# Problem description
Return the listing below unchanged, minus its pictures.

# Dataset items
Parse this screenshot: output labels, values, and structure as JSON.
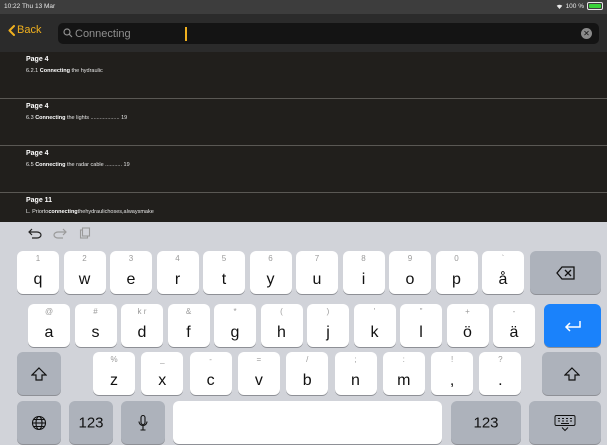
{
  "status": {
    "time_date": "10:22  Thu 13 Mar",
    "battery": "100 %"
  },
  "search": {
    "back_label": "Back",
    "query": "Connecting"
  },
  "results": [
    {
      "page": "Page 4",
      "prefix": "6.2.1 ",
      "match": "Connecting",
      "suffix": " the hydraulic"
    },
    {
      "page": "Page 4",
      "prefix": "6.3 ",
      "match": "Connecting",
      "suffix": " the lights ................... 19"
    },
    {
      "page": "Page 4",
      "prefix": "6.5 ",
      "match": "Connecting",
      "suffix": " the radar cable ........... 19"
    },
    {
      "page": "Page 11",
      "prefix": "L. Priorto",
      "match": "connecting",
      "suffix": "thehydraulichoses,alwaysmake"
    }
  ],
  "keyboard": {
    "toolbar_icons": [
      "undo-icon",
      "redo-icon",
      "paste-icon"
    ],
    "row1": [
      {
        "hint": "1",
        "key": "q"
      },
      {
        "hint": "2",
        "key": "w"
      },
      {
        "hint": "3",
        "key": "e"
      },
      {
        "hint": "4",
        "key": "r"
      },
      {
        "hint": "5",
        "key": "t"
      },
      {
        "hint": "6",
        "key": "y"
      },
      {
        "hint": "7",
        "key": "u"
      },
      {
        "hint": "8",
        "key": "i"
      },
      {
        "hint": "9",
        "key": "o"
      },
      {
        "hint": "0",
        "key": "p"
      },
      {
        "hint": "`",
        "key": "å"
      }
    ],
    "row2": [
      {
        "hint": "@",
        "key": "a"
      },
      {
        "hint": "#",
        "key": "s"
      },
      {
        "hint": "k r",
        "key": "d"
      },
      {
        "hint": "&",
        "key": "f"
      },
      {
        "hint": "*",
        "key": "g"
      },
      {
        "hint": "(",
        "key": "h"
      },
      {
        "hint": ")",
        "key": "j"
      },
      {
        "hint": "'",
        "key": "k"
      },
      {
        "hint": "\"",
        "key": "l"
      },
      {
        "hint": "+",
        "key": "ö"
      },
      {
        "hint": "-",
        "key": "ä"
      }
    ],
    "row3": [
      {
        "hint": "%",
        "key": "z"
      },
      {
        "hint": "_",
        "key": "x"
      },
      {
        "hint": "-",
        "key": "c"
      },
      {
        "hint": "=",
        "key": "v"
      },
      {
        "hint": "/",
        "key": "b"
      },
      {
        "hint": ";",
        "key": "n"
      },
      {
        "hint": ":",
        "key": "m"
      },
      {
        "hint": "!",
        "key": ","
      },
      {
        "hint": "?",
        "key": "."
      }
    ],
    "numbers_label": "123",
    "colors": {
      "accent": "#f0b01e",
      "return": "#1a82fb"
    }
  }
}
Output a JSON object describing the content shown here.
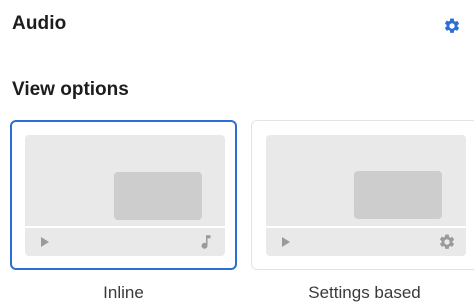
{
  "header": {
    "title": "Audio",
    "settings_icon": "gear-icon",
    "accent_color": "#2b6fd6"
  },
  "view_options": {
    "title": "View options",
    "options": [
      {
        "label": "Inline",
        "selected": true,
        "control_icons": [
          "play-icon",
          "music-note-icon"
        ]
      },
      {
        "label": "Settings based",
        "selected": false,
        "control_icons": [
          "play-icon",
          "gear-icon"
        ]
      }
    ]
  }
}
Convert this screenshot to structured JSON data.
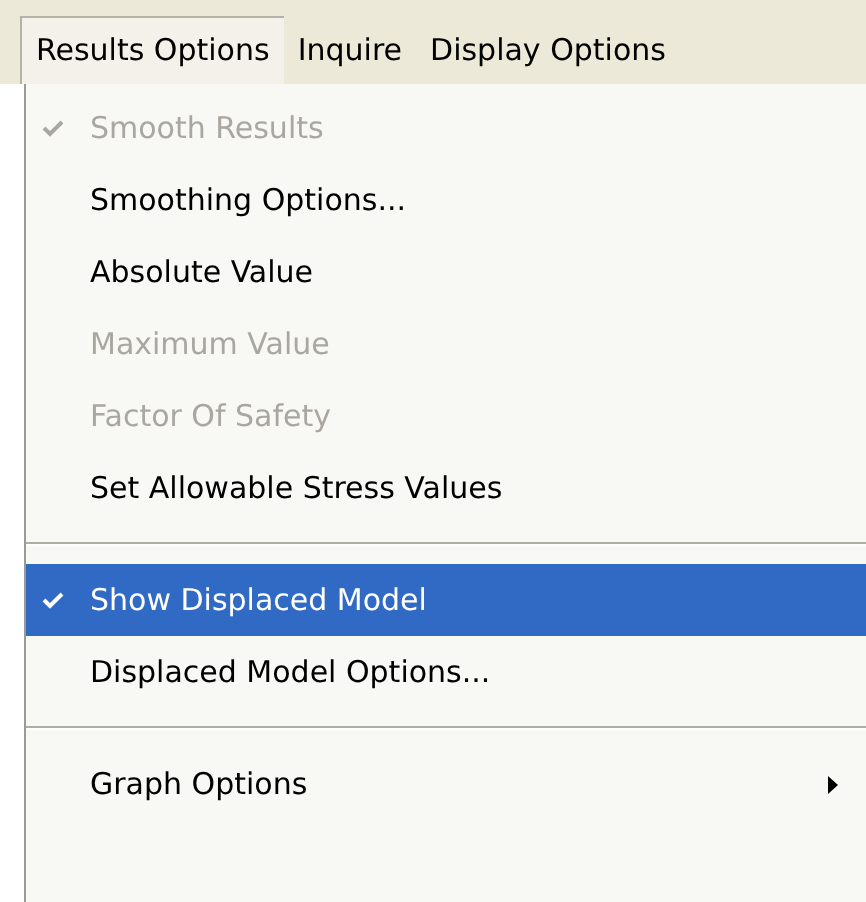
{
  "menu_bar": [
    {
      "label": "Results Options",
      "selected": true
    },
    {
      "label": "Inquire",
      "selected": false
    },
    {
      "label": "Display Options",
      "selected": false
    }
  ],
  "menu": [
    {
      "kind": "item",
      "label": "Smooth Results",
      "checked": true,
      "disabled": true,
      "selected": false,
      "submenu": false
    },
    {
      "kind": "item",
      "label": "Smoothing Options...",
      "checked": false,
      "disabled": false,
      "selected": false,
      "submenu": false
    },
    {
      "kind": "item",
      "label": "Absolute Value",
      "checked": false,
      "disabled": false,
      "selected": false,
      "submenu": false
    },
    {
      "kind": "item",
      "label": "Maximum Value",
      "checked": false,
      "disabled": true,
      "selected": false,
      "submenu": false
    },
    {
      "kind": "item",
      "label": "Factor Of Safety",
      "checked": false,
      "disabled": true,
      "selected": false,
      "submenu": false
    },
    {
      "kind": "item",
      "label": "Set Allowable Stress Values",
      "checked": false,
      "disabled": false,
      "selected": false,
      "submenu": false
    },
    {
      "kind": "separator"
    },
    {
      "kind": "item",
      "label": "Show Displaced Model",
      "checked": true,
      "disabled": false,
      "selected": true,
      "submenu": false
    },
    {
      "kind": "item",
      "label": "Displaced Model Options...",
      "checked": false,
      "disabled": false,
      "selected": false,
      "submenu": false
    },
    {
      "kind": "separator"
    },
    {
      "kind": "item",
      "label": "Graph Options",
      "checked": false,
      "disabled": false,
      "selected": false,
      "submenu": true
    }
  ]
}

# Exercise result
Parse this screenshot: output labels, values, and structure as JSON.
{
  "status": {
    "time_date": "10:22  Thu 13 Mar",
    "battery": "100 %"
  },
  "search": {
    "back_label": "Back",
    "query": "Connecting"
  },
  "results": [
    {
      "page": "Page 4",
      "prefix": "6.2.1 ",
      "match": "Connecting",
      "suffix": " the hydraulic"
    },
    {
      "page": "Page 4",
      "prefix": "6.3 ",
      "match": "Connecting",
      "suffix": " the lights ................... 19"
    },
    {
      "page": "Page 4",
      "prefix": "6.5 ",
      "match": "Connecting",
      "suffix": " the radar cable ........... 19"
    },
    {
      "page": "Page 11",
      "prefix": "L. Priorto",
      "match": "connecting",
      "suffix": "thehydraulichoses,alwaysmake"
    }
  ],
  "keyboard": {
    "toolbar_icons": [
      "undo-icon",
      "redo-icon",
      "paste-icon"
    ],
    "row1": [
      {
        "hint": "1",
        "key": "q"
      },
      {
        "hint": "2",
        "key": "w"
      },
      {
        "hint": "3",
        "key": "e"
      },
      {
        "hint": "4",
        "key": "r"
      },
      {
        "hint": "5",
        "key": "t"
      },
      {
        "hint": "6",
        "key": "y"
      },
      {
        "hint": "7",
        "key": "u"
      },
      {
        "hint": "8",
        "key": "i"
      },
      {
        "hint": "9",
        "key": "o"
      },
      {
        "hint": "0",
        "key": "p"
      },
      {
        "hint": "`",
        "key": "å"
      }
    ],
    "row2": [
      {
        "hint": "@",
        "key": "a"
      },
      {
        "hint": "#",
        "key": "s"
      },
      {
        "hint": "k r",
        "key": "d"
      },
      {
        "hint": "&",
        "key": "f"
      },
      {
        "hint": "*",
        "key": "g"
      },
      {
        "hint": "(",
        "key": "h"
      },
      {
        "hint": ")",
        "key": "j"
      },
      {
        "hint": "'",
        "key": "k"
      },
      {
        "hint": "\"",
        "key": "l"
      },
      {
        "hint": "+",
        "key": "ö"
      },
      {
        "hint": "-",
        "key": "ä"
      }
    ],
    "row3": [
      {
        "hint": "%",
        "key": "z"
      },
      {
        "hint": "_",
        "key": "x"
      },
      {
        "hint": "-",
        "key": "c"
      },
      {
        "hint": "=",
        "key": "v"
      },
      {
        "hint": "/",
        "key": "b"
      },
      {
        "hint": ";",
        "key": "n"
      },
      {
        "hint": ":",
        "key": "m"
      },
      {
        "hint": "!",
        "key": ","
      },
      {
        "hint": "?",
        "key": "."
      }
    ],
    "numbers_label": "123",
    "colors": {
      "accent": "#f0b01e",
      "return": "#1a82fb"
    }
  }
}
Output a JSON object describing the content shown here.
{
  "header": {
    "title": "Audio",
    "settings_icon": "gear-icon",
    "accent_color": "#2b6fd6"
  },
  "view_options": {
    "title": "View options",
    "options": [
      {
        "label": "Inline",
        "selected": true,
        "control_icons": [
          "play-icon",
          "music-note-icon"
        ]
      },
      {
        "label": "Settings based",
        "selected": false,
        "control_icons": [
          "play-icon",
          "gear-icon"
        ]
      }
    ]
  }
}
Convert this screenshot to structured JSON data.
{
  "menu_bar": [
    {
      "label": "Results Options",
      "selected": true
    },
    {
      "label": "Inquire",
      "selected": false
    },
    {
      "label": "Display Options",
      "selected": false
    }
  ],
  "menu": [
    {
      "kind": "item",
      "label": "Smooth Results",
      "checked": true,
      "disabled": true,
      "selected": false,
      "submenu": false
    },
    {
      "kind": "item",
      "label": "Smoothing Options...",
      "checked": false,
      "disabled": false,
      "selected": false,
      "submenu": false
    },
    {
      "kind": "item",
      "label": "Absolute Value",
      "checked": false,
      "disabled": false,
      "selected": false,
      "submenu": false
    },
    {
      "kind": "item",
      "label": "Maximum Value",
      "checked": false,
      "disabled": true,
      "selected": false,
      "submenu": false
    },
    {
      "kind": "item",
      "label": "Factor Of Safety",
      "checked": false,
      "disabled": true,
      "selected": false,
      "submenu": false
    },
    {
      "kind": "item",
      "label": "Set Allowable Stress Values",
      "checked": false,
      "disabled": false,
      "selected": false,
      "submenu": false
    },
    {
      "kind": "separator"
    },
    {
      "kind": "item",
      "label": "Show Displaced Model",
      "checked": true,
      "disabled": false,
      "selected": true,
      "submenu": false
    },
    {
      "kind": "item",
      "label": "Displaced Model Options...",
      "checked": false,
      "disabled": false,
      "selected": false,
      "submenu": false
    },
    {
      "kind": "separator"
    },
    {
      "kind": "item",
      "label": "Graph Options",
      "checked": false,
      "disabled": false,
      "selected": false,
      "submenu": true
    }
  ]
}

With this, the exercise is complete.